- Objective: Copy the material below line for line, without changing anything.

■ ■ ■ ■ ■

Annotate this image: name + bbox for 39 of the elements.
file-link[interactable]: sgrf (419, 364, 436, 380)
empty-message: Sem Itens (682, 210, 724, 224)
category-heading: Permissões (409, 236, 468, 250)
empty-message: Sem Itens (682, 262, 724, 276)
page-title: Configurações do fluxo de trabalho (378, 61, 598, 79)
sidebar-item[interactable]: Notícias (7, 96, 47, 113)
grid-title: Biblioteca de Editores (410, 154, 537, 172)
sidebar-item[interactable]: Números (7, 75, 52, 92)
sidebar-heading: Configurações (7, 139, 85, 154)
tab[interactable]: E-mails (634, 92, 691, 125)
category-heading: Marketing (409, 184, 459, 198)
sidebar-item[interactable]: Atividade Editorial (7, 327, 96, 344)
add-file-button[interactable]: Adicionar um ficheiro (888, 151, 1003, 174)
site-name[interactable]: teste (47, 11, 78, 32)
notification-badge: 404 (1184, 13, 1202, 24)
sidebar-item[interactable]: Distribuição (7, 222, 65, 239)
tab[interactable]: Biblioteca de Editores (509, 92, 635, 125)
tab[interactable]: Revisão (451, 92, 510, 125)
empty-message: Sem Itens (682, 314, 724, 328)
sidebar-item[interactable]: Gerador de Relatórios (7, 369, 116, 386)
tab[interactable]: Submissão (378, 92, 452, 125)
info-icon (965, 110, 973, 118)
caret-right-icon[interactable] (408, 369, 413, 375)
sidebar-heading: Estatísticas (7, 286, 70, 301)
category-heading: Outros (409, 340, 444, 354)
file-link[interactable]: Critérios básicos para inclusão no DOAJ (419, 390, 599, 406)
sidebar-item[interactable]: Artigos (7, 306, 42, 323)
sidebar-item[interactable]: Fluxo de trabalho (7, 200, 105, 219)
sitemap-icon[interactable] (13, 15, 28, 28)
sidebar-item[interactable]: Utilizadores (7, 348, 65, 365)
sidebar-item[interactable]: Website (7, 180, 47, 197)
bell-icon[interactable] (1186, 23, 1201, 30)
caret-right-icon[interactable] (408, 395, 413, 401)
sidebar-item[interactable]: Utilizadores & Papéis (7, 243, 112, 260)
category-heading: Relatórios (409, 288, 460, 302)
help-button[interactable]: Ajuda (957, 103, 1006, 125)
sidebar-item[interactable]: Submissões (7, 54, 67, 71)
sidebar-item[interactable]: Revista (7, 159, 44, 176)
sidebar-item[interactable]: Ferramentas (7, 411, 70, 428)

■ ■ ■ ■ ■

- Answer:
Annotate this image: name + bbox for 39 of the elements.
file-link[interactable]: sgrf (419, 364, 436, 380)
empty-message: Sem Itens (682, 210, 724, 224)
category-heading: Permissões (409, 236, 468, 250)
empty-message: Sem Itens (682, 262, 724, 276)
page-title: Configurações do fluxo de trabalho (378, 61, 598, 79)
sidebar-item[interactable]: Notícias (7, 96, 47, 113)
grid-title: Biblioteca de Editores (410, 154, 537, 172)
sidebar-item[interactable]: Números (7, 75, 52, 92)
sidebar-heading: Configurações (7, 139, 85, 154)
tab[interactable]: E-mails (634, 92, 691, 125)
category-heading: Marketing (409, 184, 459, 198)
sidebar-item[interactable]: Atividade Editorial (7, 327, 96, 344)
add-file-button[interactable]: Adicionar um ficheiro (888, 151, 1003, 174)
site-name[interactable]: teste (47, 11, 78, 32)
notification-badge: 404 (1184, 13, 1202, 24)
sidebar-item[interactable]: Distribuição (7, 222, 65, 239)
tab[interactable]: Biblioteca de Editores (509, 92, 635, 125)
tab[interactable]: Revisão (451, 92, 510, 125)
empty-message: Sem Itens (682, 314, 724, 328)
sidebar-item[interactable]: Gerador de Relatórios (7, 369, 116, 386)
tab[interactable]: Submissão (378, 92, 452, 125)
info-icon (965, 110, 973, 118)
caret-right-icon[interactable] (408, 369, 413, 375)
sidebar-heading: Estatísticas (7, 286, 70, 301)
category-heading: Outros (409, 340, 444, 354)
file-link[interactable]: Critérios básicos para inclusão no DOAJ (419, 390, 599, 406)
sidebar-item[interactable]: Artigos (7, 306, 42, 323)
sidebar-item[interactable]: Fluxo de trabalho (7, 200, 105, 219)
sitemap-icon[interactable] (13, 15, 28, 28)
sidebar-item[interactable]: Utilizadores (7, 348, 65, 365)
sidebar-item[interactable]: Website (7, 180, 47, 197)
bell-icon[interactable] (1186, 23, 1201, 30)
caret-right-icon[interactable] (408, 395, 413, 401)
sidebar-item[interactable]: Utilizadores & Papéis (7, 243, 112, 260)
category-heading: Relatórios (409, 288, 460, 302)
help-button[interactable]: Ajuda (957, 103, 1006, 125)
sidebar-item[interactable]: Submissões (7, 54, 67, 71)
sidebar-item[interactable]: Revista (7, 159, 44, 176)
sidebar-item[interactable]: Ferramentas (7, 411, 70, 428)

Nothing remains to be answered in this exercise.